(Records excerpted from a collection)
---
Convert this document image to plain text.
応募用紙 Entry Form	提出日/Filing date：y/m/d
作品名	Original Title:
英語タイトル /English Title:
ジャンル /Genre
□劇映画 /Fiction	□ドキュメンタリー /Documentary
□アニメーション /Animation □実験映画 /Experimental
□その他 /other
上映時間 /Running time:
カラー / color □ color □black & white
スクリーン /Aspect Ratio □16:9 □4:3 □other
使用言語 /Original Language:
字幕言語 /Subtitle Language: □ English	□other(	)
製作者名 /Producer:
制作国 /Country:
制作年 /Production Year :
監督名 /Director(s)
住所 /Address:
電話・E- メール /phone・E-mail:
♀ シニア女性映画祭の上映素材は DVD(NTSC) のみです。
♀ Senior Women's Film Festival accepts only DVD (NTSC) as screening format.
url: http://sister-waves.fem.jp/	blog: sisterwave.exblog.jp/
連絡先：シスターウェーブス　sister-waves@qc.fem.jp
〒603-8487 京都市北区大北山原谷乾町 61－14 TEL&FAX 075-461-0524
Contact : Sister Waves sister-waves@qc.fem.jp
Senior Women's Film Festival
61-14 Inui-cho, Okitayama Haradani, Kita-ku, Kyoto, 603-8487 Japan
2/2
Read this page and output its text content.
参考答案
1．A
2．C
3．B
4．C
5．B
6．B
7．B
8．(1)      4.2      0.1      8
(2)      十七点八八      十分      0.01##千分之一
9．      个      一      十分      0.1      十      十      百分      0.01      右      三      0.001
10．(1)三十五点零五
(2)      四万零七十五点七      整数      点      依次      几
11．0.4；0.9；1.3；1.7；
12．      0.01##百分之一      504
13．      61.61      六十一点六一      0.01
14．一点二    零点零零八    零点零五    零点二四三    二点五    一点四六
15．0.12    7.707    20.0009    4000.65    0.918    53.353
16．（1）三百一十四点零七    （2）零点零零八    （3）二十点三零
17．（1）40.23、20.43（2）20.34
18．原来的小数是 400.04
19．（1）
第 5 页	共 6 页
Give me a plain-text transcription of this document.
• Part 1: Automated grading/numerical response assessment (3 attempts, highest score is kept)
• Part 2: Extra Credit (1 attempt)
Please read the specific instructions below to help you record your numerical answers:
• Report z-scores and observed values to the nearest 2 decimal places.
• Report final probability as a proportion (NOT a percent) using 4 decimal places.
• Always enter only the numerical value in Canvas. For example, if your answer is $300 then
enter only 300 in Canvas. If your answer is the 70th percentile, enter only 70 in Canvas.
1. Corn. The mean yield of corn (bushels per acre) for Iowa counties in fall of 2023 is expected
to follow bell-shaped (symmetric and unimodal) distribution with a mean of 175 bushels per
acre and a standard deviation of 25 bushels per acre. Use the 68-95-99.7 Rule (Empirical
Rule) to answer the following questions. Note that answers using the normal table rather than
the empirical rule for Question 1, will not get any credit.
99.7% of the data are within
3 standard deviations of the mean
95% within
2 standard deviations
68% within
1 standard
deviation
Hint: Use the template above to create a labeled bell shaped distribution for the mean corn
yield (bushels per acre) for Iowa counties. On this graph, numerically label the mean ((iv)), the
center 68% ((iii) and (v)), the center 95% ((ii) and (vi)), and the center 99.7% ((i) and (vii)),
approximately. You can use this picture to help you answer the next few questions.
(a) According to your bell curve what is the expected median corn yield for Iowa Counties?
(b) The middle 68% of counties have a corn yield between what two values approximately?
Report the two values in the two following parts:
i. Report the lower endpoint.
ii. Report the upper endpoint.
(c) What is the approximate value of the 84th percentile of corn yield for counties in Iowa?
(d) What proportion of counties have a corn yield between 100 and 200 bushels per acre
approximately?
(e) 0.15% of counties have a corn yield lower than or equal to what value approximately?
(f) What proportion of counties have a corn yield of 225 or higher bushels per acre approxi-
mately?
---
*Instructions for the task*
Return each line of the data that contains the string "bell".

*Final result*
to follow bell-shaped (symmetric and unimodal) distribution with a mean of 175 bushels per
Hint: Use the template above to create a labeled bell shaped distribution for the mean corn
(a) According to your bell curve what is the expected median corn yield for Iowa Counties?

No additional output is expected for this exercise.